Exercise details: Where does the word "THCA" appear in the data? Copy every line that holds it.

Material to process:
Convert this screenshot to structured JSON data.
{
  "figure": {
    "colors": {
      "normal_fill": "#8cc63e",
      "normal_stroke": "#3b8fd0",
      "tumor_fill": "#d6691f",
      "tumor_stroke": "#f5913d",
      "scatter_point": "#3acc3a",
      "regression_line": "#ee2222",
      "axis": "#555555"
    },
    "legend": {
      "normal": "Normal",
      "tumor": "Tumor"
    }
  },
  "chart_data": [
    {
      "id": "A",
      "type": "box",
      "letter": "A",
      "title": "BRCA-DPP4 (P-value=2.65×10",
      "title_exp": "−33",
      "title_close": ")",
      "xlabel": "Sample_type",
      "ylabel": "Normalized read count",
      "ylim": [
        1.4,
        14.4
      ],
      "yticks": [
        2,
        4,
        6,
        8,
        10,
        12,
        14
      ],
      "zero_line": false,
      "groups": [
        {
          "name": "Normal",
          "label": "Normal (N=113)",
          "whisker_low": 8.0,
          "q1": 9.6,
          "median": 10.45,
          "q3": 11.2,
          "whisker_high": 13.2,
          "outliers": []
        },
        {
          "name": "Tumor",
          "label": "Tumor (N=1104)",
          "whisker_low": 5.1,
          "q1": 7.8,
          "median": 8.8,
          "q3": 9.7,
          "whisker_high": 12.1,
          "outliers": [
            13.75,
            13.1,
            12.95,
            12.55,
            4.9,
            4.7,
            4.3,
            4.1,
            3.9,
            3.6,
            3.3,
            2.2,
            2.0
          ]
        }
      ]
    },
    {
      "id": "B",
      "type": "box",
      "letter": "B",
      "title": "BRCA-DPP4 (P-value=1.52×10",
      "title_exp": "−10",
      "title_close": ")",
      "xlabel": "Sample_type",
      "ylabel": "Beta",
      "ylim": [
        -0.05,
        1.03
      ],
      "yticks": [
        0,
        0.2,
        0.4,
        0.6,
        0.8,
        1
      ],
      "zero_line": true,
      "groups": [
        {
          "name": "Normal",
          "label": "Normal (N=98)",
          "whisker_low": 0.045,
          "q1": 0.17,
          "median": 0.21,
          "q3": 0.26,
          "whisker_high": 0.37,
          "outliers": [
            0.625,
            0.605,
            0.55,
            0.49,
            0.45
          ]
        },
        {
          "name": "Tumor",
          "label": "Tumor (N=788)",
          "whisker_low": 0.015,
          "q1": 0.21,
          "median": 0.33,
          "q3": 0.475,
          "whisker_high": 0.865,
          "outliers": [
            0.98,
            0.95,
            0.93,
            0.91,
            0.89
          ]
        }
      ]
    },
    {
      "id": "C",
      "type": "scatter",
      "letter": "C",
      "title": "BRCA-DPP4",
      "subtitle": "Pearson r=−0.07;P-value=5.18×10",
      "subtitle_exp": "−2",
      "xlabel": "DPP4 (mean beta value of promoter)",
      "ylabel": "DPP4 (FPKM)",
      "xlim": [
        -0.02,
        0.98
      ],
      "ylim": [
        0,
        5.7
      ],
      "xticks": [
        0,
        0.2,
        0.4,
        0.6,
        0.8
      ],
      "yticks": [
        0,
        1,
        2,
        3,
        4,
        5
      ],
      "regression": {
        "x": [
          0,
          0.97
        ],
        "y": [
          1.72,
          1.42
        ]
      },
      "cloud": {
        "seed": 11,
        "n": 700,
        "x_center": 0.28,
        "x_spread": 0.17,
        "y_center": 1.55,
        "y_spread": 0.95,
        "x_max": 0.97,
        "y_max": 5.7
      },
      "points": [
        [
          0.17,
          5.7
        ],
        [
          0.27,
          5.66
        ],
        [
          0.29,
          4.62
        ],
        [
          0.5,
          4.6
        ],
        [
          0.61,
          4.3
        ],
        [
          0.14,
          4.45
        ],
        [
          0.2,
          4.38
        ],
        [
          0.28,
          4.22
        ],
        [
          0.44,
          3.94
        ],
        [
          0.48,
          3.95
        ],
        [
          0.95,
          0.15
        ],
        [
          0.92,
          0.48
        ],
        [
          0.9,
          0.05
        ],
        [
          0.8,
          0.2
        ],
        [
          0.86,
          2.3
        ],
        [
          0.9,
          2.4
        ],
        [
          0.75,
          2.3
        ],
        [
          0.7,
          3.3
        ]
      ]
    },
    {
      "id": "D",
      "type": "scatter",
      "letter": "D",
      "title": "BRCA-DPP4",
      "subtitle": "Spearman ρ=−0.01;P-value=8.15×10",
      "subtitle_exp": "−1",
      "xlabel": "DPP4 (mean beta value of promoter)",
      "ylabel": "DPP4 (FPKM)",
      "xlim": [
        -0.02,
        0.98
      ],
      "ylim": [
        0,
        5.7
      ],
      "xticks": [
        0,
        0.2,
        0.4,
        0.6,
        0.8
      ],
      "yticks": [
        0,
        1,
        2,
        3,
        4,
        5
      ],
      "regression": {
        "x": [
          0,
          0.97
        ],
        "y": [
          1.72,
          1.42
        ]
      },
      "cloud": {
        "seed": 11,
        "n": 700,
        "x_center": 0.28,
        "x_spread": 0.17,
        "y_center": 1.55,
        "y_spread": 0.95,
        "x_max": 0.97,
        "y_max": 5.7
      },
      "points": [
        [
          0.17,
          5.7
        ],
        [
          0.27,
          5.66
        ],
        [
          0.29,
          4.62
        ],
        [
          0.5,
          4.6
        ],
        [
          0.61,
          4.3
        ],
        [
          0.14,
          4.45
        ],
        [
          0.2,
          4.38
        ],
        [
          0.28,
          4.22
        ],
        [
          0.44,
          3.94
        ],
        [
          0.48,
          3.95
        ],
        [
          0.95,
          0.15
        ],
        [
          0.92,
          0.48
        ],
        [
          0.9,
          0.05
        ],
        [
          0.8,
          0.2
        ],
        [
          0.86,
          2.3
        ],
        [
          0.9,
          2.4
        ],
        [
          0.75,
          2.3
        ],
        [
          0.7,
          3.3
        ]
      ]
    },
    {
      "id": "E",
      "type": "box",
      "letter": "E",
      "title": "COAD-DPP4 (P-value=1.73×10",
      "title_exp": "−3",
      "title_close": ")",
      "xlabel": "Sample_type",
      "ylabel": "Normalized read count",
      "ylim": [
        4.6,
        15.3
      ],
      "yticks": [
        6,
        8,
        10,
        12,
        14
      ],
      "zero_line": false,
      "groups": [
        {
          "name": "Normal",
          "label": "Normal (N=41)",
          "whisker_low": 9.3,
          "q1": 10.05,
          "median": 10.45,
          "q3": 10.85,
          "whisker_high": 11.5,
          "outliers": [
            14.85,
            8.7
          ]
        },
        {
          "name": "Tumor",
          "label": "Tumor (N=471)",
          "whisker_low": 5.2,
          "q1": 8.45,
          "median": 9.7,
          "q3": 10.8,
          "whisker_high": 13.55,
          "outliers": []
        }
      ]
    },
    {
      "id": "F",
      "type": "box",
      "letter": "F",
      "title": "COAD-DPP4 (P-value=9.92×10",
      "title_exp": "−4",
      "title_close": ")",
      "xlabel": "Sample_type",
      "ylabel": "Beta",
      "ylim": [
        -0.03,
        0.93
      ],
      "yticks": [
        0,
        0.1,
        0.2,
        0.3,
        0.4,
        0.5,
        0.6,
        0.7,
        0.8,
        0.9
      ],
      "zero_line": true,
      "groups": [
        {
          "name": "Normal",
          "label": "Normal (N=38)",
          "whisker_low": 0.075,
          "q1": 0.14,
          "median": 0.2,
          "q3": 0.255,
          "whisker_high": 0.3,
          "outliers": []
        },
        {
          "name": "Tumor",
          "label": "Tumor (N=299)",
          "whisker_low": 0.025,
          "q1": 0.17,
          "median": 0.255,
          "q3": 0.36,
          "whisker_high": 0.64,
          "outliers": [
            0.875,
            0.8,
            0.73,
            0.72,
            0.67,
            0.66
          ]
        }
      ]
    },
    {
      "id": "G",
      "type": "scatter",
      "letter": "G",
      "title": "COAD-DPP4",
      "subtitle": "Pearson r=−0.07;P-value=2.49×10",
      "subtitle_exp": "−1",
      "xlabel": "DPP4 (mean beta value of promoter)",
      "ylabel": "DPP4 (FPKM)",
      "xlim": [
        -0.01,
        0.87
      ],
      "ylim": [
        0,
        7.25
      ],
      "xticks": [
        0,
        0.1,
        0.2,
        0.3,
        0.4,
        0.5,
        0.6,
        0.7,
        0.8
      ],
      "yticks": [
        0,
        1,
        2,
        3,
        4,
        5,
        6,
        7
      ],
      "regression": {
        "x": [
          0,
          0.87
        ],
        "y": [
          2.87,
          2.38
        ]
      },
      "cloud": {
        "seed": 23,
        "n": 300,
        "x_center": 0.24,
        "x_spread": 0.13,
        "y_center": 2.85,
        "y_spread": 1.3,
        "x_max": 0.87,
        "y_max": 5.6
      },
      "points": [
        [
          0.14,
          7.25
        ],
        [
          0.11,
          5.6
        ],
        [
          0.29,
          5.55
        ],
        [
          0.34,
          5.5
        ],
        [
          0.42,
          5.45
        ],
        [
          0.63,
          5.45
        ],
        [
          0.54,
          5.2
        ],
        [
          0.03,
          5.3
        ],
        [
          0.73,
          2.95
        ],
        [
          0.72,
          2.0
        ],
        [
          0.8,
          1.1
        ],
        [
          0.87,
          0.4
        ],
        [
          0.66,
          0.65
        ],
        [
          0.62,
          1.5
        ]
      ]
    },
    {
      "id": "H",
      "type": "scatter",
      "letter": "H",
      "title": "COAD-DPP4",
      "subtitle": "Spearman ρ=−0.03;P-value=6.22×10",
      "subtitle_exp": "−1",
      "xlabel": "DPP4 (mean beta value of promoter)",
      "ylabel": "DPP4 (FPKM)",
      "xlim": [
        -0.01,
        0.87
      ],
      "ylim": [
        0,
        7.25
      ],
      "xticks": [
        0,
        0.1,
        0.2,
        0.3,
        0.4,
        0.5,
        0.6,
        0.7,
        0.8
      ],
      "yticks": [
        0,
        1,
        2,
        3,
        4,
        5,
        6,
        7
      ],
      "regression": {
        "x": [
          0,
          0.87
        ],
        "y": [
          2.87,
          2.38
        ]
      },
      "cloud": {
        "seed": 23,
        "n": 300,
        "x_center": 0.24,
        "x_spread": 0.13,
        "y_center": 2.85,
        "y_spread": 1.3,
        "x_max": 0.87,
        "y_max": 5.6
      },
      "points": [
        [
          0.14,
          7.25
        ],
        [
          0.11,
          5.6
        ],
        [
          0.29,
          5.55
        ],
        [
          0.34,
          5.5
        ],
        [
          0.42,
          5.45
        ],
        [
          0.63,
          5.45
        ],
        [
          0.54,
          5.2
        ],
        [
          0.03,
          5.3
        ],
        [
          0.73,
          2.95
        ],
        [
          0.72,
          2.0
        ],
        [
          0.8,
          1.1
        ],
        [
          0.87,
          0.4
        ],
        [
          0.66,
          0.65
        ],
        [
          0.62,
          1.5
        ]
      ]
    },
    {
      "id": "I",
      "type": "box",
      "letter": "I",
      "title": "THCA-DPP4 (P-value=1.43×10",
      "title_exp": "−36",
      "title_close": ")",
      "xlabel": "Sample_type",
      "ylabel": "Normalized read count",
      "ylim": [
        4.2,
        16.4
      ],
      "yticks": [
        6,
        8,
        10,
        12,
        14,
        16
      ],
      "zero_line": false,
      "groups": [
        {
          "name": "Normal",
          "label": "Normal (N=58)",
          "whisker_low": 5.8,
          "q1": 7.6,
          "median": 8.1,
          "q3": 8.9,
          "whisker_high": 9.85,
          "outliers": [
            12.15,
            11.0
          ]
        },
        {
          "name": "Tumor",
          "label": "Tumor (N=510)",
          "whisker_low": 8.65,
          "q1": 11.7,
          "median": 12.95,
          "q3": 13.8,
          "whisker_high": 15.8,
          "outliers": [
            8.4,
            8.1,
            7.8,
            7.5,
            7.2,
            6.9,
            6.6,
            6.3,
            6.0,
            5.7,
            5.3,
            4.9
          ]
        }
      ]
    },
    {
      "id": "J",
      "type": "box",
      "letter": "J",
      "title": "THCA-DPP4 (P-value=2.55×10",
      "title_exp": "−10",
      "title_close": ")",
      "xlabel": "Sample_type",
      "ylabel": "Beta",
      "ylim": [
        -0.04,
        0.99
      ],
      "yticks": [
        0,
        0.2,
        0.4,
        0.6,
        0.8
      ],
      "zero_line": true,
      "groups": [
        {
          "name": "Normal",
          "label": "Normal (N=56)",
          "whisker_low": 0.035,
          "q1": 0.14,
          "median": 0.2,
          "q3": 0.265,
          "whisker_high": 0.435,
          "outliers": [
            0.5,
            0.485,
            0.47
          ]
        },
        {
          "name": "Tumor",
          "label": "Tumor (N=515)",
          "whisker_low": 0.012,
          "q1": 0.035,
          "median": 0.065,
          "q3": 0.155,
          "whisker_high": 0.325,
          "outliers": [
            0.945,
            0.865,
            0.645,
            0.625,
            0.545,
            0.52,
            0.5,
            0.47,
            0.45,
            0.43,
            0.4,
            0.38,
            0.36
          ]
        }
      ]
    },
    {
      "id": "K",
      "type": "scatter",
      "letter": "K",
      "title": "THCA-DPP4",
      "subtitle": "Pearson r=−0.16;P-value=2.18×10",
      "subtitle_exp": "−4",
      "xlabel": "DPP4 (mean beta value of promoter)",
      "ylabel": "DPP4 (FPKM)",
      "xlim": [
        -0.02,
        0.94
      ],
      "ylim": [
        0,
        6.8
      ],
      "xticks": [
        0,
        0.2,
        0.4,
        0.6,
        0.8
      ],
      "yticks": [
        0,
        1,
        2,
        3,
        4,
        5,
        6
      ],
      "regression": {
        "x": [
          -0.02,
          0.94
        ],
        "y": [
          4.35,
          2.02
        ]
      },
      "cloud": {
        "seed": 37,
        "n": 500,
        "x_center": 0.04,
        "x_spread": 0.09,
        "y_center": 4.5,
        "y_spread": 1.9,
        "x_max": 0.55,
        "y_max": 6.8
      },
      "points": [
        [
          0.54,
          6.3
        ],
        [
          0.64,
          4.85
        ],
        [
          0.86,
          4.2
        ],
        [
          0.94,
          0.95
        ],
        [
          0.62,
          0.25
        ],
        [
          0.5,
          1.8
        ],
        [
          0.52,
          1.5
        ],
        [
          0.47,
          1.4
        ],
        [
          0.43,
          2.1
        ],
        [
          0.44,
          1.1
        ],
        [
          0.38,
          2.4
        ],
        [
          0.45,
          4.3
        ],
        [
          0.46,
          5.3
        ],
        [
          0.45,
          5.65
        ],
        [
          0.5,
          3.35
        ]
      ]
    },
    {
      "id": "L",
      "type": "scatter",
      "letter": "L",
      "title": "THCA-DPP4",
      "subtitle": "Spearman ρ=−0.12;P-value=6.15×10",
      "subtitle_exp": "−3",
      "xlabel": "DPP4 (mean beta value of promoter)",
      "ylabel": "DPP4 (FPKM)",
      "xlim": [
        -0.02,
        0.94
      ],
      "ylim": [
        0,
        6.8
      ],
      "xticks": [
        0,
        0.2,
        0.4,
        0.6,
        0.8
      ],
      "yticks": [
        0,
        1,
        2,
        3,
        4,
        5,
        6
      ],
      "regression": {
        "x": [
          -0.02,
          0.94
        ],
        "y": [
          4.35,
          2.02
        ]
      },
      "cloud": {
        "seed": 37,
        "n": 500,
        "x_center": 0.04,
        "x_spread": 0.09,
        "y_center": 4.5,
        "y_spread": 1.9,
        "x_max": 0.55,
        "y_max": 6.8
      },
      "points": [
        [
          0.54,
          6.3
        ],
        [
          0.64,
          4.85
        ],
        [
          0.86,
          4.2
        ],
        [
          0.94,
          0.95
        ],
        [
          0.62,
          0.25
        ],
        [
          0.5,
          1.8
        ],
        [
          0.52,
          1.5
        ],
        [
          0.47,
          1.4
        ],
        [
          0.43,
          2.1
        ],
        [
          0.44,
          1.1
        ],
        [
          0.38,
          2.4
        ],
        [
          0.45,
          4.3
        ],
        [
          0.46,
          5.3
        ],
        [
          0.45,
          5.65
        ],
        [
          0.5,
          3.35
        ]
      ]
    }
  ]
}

The answer:
      "title": "THCA-DPP4 (P-value=1.43×10",
      "title": "THCA-DPP4 (P-value=2.55×10",
      "title": "THCA-DPP4",
      "title": "THCA-DPP4",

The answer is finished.